-------- Listed entries

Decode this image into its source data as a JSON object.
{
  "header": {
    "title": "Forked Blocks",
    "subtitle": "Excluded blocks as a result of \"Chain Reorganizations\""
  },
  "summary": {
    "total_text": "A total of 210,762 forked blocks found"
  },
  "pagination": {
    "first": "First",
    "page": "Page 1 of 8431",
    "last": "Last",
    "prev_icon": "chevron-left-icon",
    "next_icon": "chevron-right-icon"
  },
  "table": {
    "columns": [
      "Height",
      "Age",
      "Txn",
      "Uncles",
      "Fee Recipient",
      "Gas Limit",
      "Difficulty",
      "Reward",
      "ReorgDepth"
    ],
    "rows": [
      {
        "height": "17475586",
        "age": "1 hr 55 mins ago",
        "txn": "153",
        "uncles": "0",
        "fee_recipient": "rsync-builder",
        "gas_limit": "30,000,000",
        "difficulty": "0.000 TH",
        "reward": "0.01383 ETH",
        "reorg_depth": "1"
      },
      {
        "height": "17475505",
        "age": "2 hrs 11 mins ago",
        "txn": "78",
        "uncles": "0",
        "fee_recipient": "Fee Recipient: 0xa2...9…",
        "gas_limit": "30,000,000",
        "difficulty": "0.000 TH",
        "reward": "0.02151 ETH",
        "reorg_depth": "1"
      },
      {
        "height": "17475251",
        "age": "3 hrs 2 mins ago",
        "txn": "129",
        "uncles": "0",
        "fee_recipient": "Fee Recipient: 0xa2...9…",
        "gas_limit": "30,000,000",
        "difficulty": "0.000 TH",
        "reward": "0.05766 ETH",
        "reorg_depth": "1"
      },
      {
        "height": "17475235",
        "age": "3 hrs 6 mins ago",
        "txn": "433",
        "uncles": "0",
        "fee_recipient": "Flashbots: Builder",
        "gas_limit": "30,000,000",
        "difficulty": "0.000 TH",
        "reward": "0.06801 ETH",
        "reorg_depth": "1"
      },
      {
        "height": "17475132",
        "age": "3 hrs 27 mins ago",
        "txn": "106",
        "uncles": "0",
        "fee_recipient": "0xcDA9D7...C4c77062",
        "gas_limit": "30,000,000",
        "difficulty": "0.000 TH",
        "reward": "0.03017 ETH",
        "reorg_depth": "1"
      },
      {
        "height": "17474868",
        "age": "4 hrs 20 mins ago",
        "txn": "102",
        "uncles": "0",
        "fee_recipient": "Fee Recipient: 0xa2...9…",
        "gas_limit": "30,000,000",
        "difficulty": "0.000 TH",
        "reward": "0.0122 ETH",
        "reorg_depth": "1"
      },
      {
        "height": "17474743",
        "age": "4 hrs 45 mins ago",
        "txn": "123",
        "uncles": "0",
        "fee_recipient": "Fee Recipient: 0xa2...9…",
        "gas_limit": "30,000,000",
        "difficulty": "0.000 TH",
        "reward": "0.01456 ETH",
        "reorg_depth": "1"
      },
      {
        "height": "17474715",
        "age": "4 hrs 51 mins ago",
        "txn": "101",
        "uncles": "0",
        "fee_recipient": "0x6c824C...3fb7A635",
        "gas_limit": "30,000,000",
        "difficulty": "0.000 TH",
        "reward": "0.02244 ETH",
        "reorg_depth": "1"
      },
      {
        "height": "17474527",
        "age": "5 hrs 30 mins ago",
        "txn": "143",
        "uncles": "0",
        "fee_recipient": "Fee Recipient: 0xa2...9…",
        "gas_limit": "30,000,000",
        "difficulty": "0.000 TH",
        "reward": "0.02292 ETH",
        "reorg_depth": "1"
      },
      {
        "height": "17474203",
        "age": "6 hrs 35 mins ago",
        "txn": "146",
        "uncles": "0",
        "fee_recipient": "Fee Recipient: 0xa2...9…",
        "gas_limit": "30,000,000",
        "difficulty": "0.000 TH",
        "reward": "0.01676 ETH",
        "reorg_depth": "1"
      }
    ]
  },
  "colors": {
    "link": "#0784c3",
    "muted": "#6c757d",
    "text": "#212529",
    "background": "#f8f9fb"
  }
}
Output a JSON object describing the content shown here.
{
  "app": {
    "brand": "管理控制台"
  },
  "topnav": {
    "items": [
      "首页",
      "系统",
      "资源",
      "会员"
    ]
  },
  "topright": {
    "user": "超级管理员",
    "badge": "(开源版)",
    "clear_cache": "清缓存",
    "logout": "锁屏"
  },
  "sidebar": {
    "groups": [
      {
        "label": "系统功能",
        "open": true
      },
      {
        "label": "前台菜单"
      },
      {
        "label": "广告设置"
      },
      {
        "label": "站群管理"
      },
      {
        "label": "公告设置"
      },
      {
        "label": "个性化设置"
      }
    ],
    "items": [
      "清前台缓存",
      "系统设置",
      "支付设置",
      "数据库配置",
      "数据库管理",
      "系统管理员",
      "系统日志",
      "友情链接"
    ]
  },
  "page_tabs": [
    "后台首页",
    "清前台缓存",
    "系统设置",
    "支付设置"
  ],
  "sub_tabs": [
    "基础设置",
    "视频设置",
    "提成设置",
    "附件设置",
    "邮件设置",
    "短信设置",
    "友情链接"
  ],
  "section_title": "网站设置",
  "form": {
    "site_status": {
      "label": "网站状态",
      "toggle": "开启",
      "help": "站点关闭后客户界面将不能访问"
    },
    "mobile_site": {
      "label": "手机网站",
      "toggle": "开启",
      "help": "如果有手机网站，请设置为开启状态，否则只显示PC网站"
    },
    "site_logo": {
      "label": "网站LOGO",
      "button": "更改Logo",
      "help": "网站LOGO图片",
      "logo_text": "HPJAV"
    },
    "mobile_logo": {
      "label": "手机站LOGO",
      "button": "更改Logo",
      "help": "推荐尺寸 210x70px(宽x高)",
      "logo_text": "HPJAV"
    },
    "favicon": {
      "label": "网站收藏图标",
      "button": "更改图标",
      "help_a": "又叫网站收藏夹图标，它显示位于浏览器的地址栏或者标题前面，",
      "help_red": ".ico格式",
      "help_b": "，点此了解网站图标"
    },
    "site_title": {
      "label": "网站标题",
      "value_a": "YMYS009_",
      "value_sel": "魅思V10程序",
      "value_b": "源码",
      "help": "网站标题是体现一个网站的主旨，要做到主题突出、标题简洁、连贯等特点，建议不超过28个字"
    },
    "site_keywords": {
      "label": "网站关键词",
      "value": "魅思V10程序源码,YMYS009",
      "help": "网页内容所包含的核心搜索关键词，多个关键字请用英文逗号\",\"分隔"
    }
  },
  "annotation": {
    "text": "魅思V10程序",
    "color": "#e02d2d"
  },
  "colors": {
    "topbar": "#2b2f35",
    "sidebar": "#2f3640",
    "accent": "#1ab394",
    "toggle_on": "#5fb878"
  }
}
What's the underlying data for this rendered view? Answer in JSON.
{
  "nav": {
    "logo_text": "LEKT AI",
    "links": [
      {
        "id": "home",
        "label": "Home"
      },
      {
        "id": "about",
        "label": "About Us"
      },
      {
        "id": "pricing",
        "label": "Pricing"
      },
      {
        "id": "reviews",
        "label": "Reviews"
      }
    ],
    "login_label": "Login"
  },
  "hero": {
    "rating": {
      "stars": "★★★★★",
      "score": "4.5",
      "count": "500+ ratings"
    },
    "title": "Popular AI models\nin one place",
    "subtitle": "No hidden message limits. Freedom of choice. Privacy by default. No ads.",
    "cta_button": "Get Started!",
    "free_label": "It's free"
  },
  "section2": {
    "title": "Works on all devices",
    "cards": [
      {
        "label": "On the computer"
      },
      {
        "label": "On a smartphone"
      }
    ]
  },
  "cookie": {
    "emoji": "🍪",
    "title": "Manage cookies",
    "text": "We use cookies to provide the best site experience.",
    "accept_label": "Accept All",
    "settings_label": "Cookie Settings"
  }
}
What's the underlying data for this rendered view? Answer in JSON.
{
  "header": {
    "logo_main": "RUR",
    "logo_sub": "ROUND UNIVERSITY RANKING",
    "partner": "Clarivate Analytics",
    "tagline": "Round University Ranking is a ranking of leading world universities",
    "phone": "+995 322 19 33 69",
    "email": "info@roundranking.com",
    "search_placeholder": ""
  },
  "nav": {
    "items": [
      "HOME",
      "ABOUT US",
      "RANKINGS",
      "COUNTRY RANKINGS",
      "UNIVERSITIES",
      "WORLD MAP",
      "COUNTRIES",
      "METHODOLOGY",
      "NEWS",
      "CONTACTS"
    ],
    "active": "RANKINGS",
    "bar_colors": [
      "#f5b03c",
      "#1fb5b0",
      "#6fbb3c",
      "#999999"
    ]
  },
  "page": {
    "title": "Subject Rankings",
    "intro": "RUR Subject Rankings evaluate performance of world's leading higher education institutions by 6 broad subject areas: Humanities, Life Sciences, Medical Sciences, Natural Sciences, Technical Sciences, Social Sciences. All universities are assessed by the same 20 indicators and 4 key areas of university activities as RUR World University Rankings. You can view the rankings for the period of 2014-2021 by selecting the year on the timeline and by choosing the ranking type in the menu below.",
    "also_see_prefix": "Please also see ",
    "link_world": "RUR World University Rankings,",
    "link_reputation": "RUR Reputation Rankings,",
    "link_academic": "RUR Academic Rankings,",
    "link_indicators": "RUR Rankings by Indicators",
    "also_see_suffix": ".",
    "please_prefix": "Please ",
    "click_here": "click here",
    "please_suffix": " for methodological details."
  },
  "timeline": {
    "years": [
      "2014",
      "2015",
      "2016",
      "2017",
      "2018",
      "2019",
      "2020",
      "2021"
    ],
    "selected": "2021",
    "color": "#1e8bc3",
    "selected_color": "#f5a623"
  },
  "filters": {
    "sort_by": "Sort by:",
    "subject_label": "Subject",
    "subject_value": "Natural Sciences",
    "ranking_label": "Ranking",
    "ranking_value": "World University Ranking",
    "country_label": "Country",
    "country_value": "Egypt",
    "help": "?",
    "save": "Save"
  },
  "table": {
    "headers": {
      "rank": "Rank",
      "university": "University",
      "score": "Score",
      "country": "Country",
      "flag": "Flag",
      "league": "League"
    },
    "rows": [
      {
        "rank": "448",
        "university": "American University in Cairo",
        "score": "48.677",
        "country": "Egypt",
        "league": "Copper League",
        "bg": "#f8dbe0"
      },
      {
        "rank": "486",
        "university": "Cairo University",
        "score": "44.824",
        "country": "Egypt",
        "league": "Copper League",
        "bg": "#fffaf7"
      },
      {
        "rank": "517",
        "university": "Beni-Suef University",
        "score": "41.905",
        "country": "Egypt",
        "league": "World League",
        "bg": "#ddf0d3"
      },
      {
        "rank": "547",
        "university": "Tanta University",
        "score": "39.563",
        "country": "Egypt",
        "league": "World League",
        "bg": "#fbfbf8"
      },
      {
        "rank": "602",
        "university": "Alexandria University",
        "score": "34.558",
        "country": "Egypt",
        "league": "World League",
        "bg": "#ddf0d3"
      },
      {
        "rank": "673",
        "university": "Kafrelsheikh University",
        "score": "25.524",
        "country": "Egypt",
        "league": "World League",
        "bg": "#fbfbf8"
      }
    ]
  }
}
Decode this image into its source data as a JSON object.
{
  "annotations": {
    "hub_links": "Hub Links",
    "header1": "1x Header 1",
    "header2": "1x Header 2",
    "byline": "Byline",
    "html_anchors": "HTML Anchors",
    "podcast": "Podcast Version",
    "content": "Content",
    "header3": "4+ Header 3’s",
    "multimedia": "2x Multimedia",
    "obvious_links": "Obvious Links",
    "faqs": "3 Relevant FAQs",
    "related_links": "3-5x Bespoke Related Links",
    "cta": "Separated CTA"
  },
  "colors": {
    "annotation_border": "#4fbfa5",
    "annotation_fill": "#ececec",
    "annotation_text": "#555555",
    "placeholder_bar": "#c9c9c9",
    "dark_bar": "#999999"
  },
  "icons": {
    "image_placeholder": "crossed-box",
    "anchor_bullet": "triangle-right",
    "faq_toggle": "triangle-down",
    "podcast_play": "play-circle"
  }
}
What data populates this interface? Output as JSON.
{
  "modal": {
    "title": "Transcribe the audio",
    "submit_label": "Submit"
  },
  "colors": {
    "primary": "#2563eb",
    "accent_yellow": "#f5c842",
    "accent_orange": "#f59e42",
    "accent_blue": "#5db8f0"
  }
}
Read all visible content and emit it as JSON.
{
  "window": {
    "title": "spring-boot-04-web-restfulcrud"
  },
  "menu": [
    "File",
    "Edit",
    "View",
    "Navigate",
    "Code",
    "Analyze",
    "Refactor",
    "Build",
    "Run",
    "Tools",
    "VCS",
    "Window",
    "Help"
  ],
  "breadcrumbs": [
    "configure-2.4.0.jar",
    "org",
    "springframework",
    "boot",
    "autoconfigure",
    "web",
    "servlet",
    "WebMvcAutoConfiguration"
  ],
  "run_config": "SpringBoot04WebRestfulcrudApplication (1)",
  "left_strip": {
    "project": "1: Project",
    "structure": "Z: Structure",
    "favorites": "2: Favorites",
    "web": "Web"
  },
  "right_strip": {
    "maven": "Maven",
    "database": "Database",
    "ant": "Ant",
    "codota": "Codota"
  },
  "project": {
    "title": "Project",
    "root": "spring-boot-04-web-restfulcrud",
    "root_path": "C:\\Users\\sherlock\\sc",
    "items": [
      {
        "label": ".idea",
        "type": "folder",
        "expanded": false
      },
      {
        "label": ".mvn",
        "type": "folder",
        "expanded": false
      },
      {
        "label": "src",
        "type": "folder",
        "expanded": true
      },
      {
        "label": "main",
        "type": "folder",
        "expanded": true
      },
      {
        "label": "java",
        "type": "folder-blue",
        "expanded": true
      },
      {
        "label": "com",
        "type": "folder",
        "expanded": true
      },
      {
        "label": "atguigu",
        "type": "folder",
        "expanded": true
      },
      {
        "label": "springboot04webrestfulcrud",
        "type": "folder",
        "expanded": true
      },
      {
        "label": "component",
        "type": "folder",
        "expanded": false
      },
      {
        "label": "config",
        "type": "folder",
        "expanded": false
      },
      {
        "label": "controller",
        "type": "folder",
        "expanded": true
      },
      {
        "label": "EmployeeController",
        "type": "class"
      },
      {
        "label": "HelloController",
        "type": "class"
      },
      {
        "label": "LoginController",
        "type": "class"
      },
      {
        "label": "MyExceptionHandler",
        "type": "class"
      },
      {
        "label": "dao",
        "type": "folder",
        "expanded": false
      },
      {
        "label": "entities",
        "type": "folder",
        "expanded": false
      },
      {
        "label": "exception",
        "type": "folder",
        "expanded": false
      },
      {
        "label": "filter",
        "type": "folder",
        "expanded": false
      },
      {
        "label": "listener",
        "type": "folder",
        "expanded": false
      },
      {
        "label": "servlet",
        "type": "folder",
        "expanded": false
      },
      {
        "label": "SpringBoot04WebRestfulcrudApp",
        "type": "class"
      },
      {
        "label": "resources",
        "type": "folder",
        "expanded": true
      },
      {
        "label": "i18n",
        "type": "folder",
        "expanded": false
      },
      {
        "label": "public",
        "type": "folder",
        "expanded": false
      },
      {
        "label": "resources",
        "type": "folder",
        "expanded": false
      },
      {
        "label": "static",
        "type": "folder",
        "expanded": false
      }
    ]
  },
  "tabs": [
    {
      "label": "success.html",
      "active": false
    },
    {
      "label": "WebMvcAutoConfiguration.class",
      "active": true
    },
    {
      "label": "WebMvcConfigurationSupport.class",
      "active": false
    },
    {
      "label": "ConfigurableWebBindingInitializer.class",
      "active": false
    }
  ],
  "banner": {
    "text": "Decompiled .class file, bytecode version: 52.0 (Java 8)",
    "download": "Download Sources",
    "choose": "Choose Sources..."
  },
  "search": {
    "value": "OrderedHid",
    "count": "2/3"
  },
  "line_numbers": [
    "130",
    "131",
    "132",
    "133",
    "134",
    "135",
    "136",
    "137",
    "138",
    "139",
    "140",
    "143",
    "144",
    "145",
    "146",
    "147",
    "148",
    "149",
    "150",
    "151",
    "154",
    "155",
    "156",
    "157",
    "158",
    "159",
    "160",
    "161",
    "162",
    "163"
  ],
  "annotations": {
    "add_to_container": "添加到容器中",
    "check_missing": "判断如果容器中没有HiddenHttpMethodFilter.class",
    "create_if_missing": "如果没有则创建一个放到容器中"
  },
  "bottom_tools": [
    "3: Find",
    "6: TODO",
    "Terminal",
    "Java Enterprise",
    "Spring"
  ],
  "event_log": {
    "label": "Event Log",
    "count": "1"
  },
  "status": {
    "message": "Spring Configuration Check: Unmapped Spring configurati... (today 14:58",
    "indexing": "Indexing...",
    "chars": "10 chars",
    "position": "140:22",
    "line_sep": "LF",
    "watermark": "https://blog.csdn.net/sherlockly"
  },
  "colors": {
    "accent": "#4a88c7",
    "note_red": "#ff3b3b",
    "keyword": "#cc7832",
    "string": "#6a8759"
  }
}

----------------

▸ **Problem description**
Looking at the entries above, how many lines contain the word "here"? Answer with the number alone.

▸ **Solution for this problem**
2